WORK REQUIRED: Wherever the word "this" shows up in a line, please copy that line.

THE INPUT:

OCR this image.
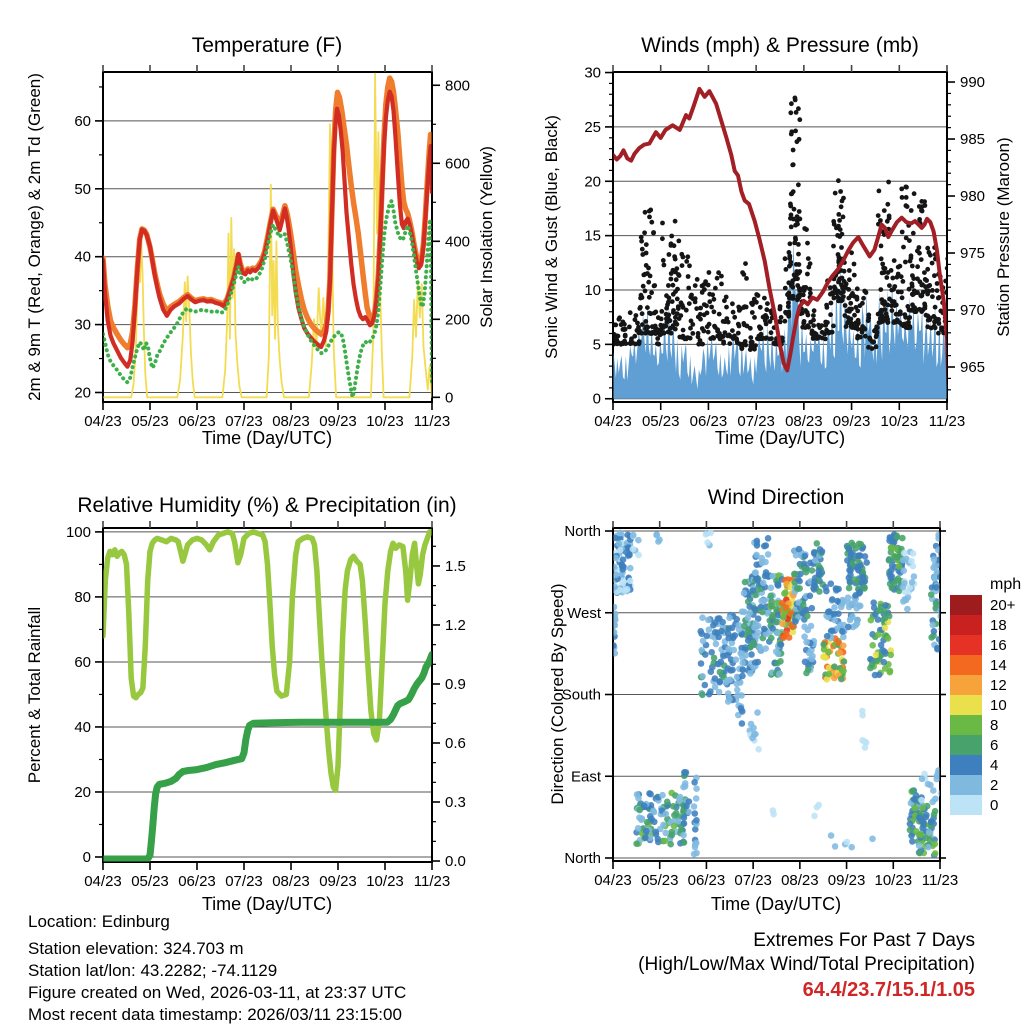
04/23 05/23 06/23 07/23 08/23 09/23 10/23 11/23
20
30
40
50
60
0
200
400
600
800
Temperature (F)
Time (Day/UTC)
2m & 9m T (Red, Orange) & 2m Td (Green)	Solar Insolation (Yellow)
04/23 05/23 06/23 07/23 08/23 09/23 10/23 11/23
0
5
10
15
20
25
30
965
970
975
980
985
990
Winds (mph) & Pressure (mb)
Time (Day/UTC)
Sonic Wind & Gust (Blue, Black)	Station Pressure (Maroon)
04/23 05/23 06/23 07/23 08/23 09/23 10/23 11/23
0
20
40
60
80
100
0.0
0.3
0.6
0.9
1.2
1.5
Relative Humidity (%) & Precipitation (in)
Time (Day/UTC)
Percent & Total Rainfall
04/23 05/23 06/23 07/23 08/23 09/23 10/23 11/23
North
West
South
East
North
Wind Direction
Time (Day/UTC)
Direction (Colored By Speed)	mph
20+
18
16
14
12
10
8
6
4
2
0
Location: Edinburg
Station elevation: 324.703 m
Station lat/lon: 43.2282; -74.1129
Figure created on Wed, 2026-03-11, at 23:37 UTC
Most recent data timestamp: 2026/03/11 23:15:00
Extremes For Past 7 Days
(High/Low/Max Wind/Total Precipitation)
64.4/23.7/15.1/1.05
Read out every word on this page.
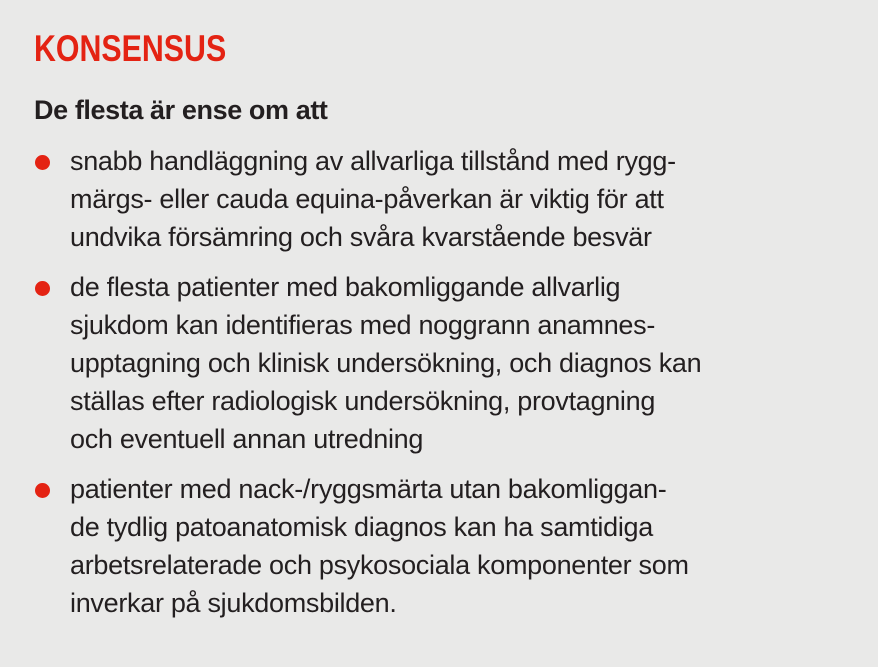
KONSENSUS
De flesta är ense om att
snabb handläggning av allvarliga tillstånd med rygg-
märgs- eller cauda equina-påverkan är viktig för att
undvika försämring och svåra kvarstående besvär
de flesta patienter med bakomliggande allvarlig
sjukdom kan identifieras med noggrann anamnes-
upptagning och klinisk undersökning, och diagnos kan
ställas efter radiologisk undersökning, provtagning
och eventuell annan utredning
patienter med nack-/ryggsmärta utan bakomliggan-
de tydlig patoanatomisk diagnos kan ha samtidiga
arbetsrelaterade och psykosociala komponenter som
inverkar på sjukdomsbilden.
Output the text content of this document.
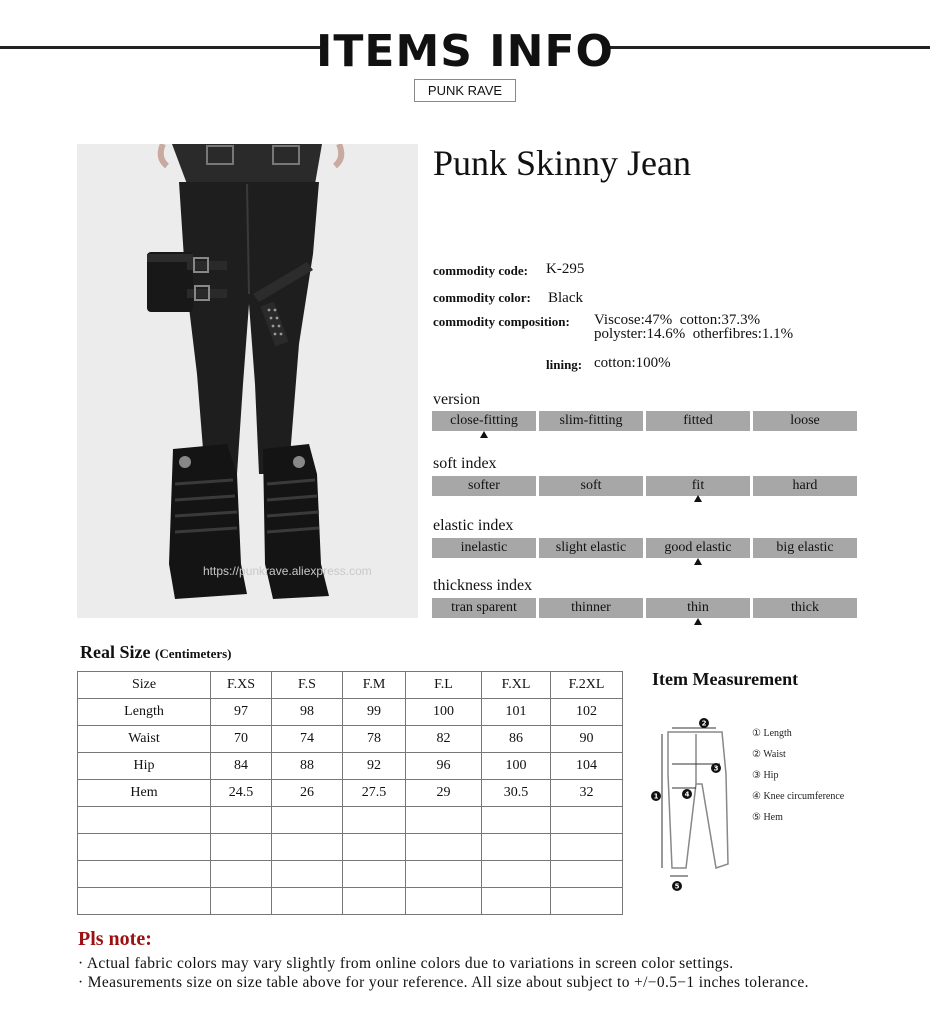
ITEMS INFO
PUNK RAVE
https://punkrave.aliexpress.com
Punk Skinny Jean
commodity code: K-295
commodity color: Black
commodity composition: Viscose:47%  cotton:37.3%
polyster:14.6%  otherfibres:1.1%
lining: cotton:100%
version
close-fitting	slim-fitting	fitted	loose
soft index
softer	soft	fit	hard
elastic index
inelastic	slight elastic	good elastic	big elastic
thickness index
tran sparent	thinner	thin	thick
Real Size (Centimeters)
Size	F.XS	F.S	F.M	F.L	F.XL	F.2XL
Length	97	98	99	100	101	102
Waist	70	74	78	82	86	90
Hip	84	88	92	96	100	104
Hem	24.5	26	27.5	29	30.5	32

Item Measurement
2
3
1	4
5
① Length
② Waist
③ Hip
④ Knee circumference
⑤ Hem
Pls note:
· Actual fabric colors may vary slightly from online colors due to variations in screen color settings.
· Measurements size on size table above for your reference. All size about subject to +/−0.5−1 inches tolerance.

EXERCISE ANSWER:
OCR this image.
Read out every word on this page.
Output the text content of this document.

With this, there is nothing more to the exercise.